Print all of the lines exactly. Any picture among them stays out.

--- BEGIN DATA ROWS ---

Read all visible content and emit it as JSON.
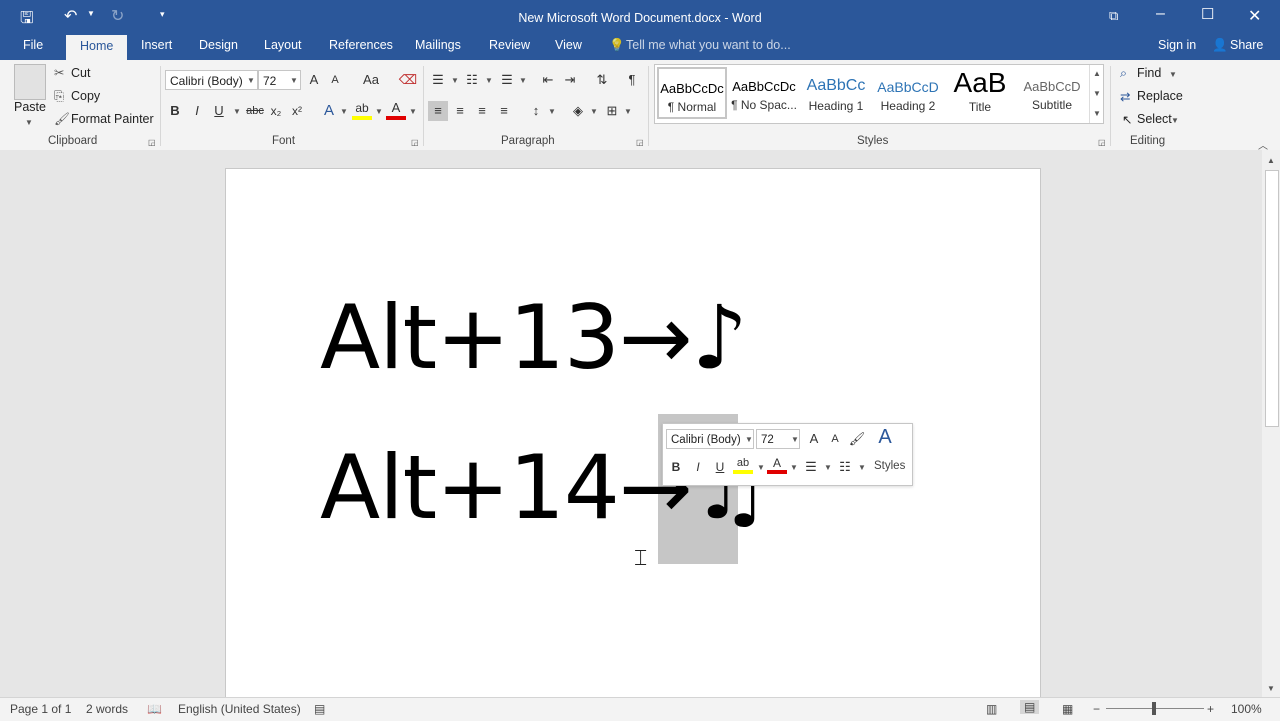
{
  "window": {
    "title": "New Microsoft Word Document.docx - Word"
  },
  "tabs": {
    "file": "File",
    "items": [
      "Home",
      "Insert",
      "Design",
      "Layout",
      "References",
      "Mailings",
      "Review",
      "View"
    ],
    "tell_me": "Tell me what you want to do...",
    "sign_in": "Sign in",
    "share": "Share"
  },
  "clipboard": {
    "paste": "Paste",
    "cut": "Cut",
    "copy": "Copy",
    "format_painter": "Format Painter",
    "label": "Clipboard"
  },
  "font": {
    "family": "Calibri (Body)",
    "size": "72",
    "label": "Font",
    "bold": "B",
    "italic": "I",
    "underline": "U",
    "strike": "abc",
    "subscript": "x₂",
    "superscript": "x²",
    "grow": "A",
    "shrink": "A",
    "case": "Aa",
    "effects": "A",
    "color": "A"
  },
  "paragraph": {
    "label": "Paragraph"
  },
  "styles": {
    "label": "Styles",
    "items": [
      {
        "preview": "AaBbCcDc",
        "name": "¶ Normal"
      },
      {
        "preview": "AaBbCcDc",
        "name": "¶ No Spac..."
      },
      {
        "preview": "AaBbCc",
        "name": "Heading 1"
      },
      {
        "preview": "AaBbCcD",
        "name": "Heading 2"
      },
      {
        "preview": "AaB",
        "name": "Title"
      },
      {
        "preview": "AaBbCcD",
        "name": "Subtitle"
      }
    ]
  },
  "editing": {
    "find": "Find",
    "replace": "Replace",
    "select": "Select",
    "label": "Editing"
  },
  "document": {
    "line1": "Alt+13→♪",
    "line2_text": "Alt+14→",
    "line2_selected": "♫"
  },
  "mini_toolbar": {
    "font": "Calibri (Body)",
    "size": "72",
    "styles": "Styles"
  },
  "status": {
    "page": "Page 1 of 1",
    "words": "2 words",
    "language": "English (United States)",
    "zoom": "100%"
  },
  "colors": {
    "brand": "#2b579a",
    "highlight": "#ffff00",
    "font_color": "#e00000"
  }
}
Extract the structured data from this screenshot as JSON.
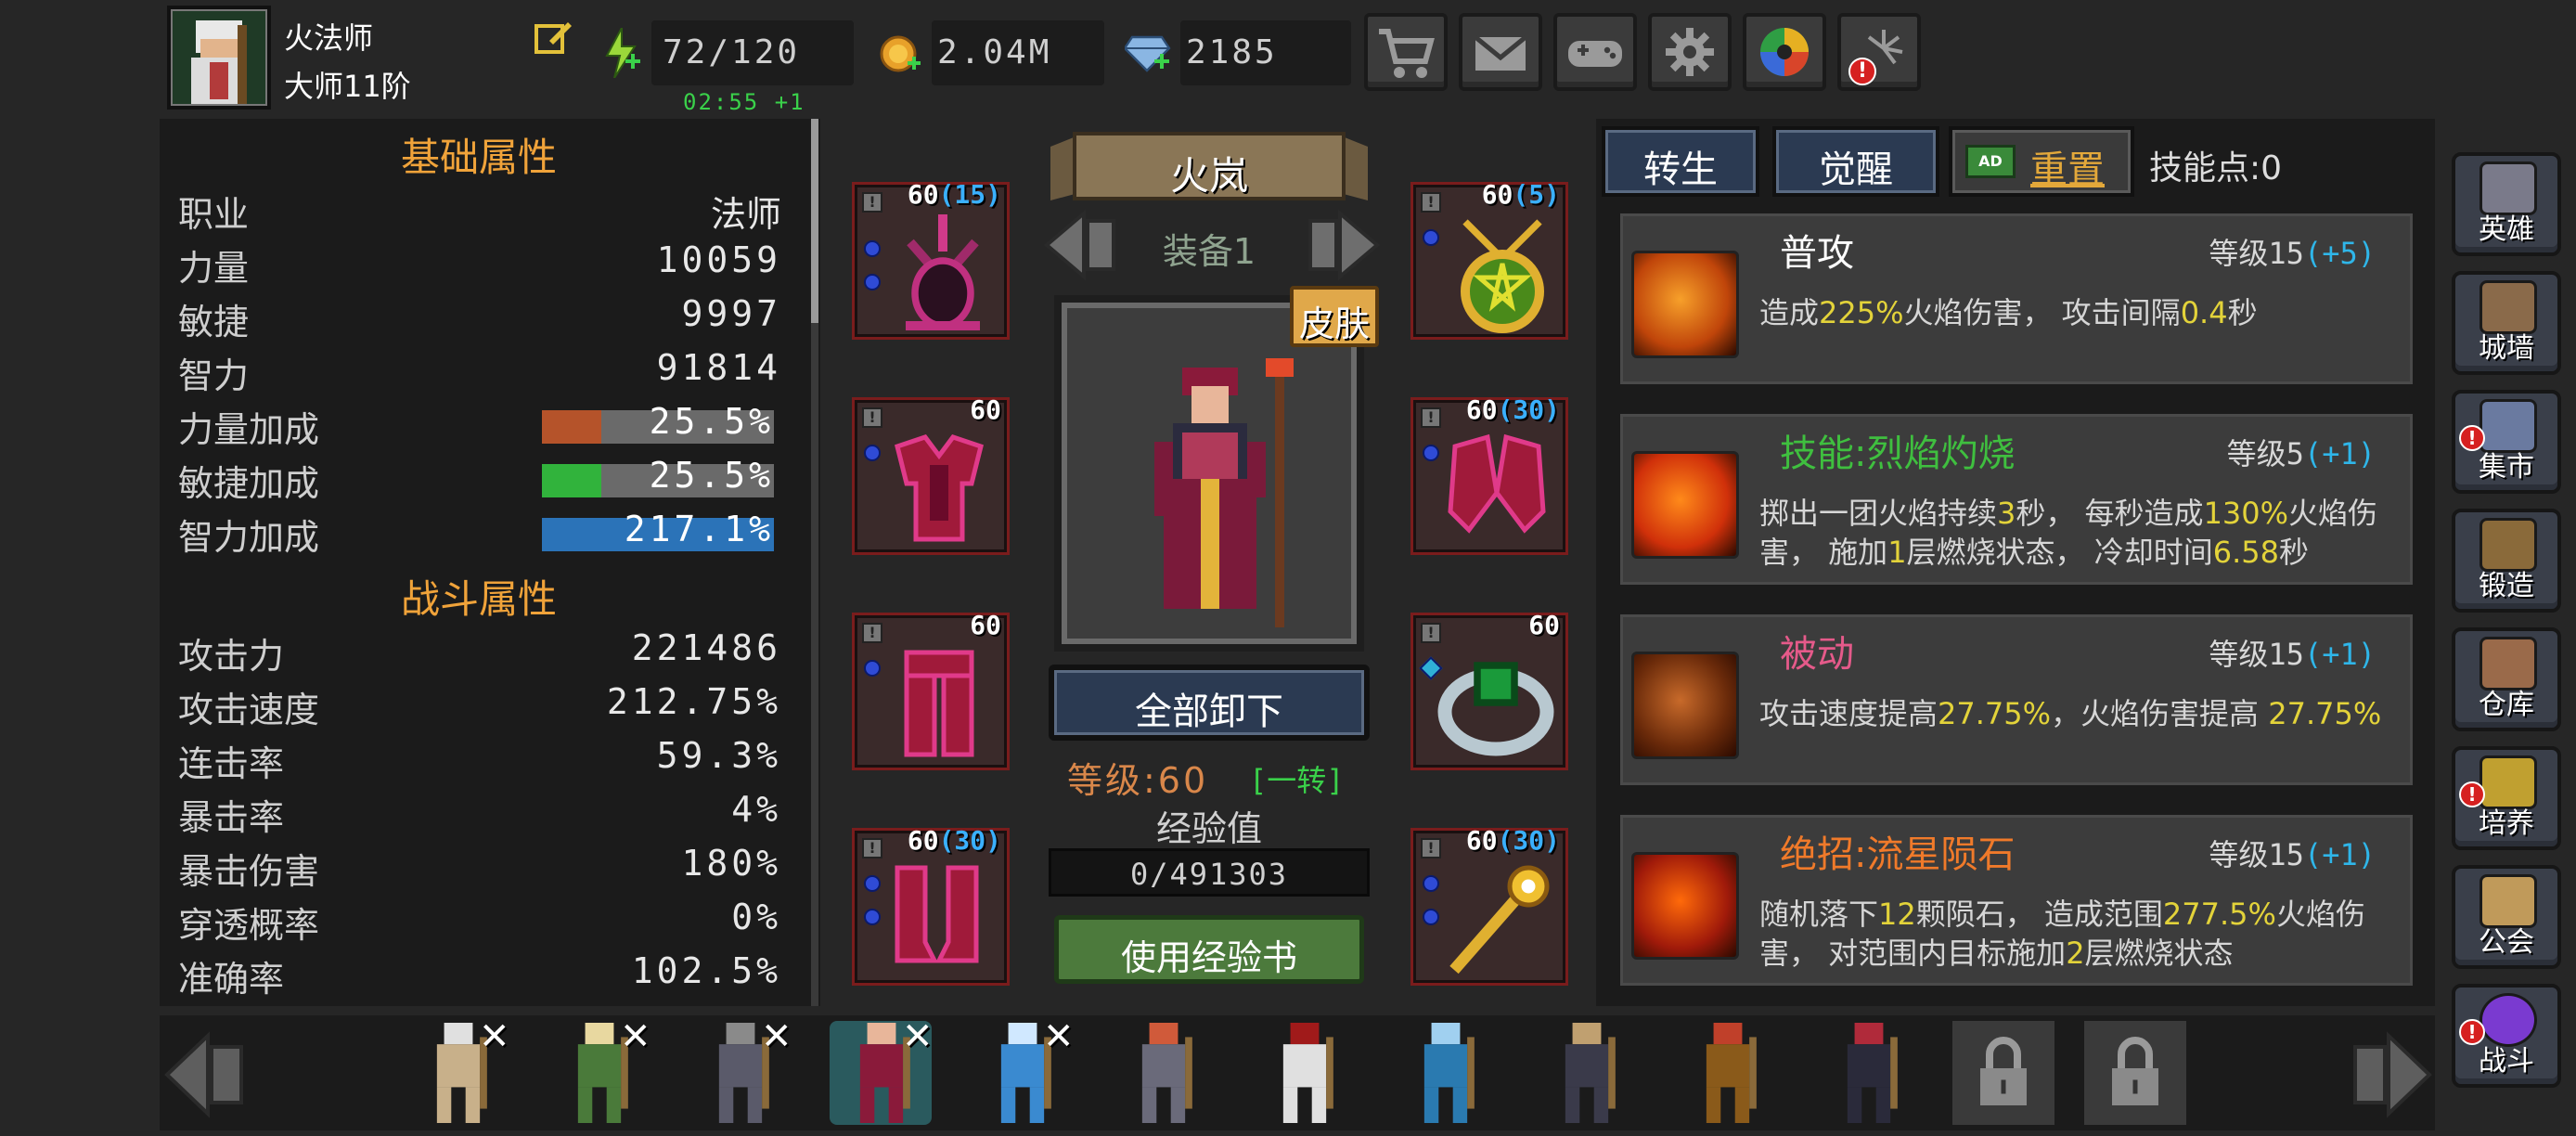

--- END DATA ROWS ---

*EXERCISE RESPONSE:*
Read all visible content and emit it as JSON.
{
  "window": {
    "title": "New Microsoft Word Document.docx - Word"
  },
  "tabs": {
    "file": "File",
    "items": [
      "Home",
      "Insert",
      "Design",
      "Layout",
      "References",
      "Mailings",
      "Review",
      "View"
    ],
    "tell_me": "Tell me what you want to do...",
    "sign_in": "Sign in",
    "share": "Share"
  },
  "clipboard": {
    "paste": "Paste",
    "cut": "Cut",
    "copy": "Copy",
    "format_painter": "Format Painter",
    "label": "Clipboard"
  },
  "font": {
    "family": "Calibri (Body)",
    "size": "72",
    "label": "Font",
    "bold": "B",
    "italic": "I",
    "underline": "U",
    "strike": "abc",
    "subscript": "x₂",
    "superscript": "x²",
    "grow": "A",
    "shrink": "A",
    "case": "Aa",
    "effects": "A",
    "color": "A"
  },
  "paragraph": {
    "label": "Paragraph"
  },
  "styles": {
    "label": "Styles",
    "items": [
      {
        "preview": "AaBbCcDc",
        "name": "¶ Normal"
      },
      {
        "preview": "AaBbCcDc",
        "name": "¶ No Spac..."
      },
      {
        "preview": "AaBbCc",
        "name": "Heading 1"
      },
      {
        "preview": "AaBbCcD",
        "name": "Heading 2"
      },
      {
        "preview": "AaB",
        "name": "Title"
      },
      {
        "preview": "AaBbCcD",
        "name": "Subtitle"
      }
    ]
  },
  "editing": {
    "find": "Find",
    "replace": "Replace",
    "select": "Select",
    "label": "Editing"
  },
  "document": {
    "line1": "Alt+13→♪",
    "line2_text": "Alt+14→",
    "line2_selected": "♫"
  },
  "mini_toolbar": {
    "font": "Calibri (Body)",
    "size": "72",
    "styles": "Styles"
  },
  "status": {
    "page": "Page 1 of 1",
    "words": "2 words",
    "language": "English (United States)",
    "zoom": "100%"
  },
  "colors": {
    "brand": "#2b579a",
    "highlight": "#ffff00",
    "font_color": "#e00000"
  }
}
Extract the structured data from this screenshot as JSON.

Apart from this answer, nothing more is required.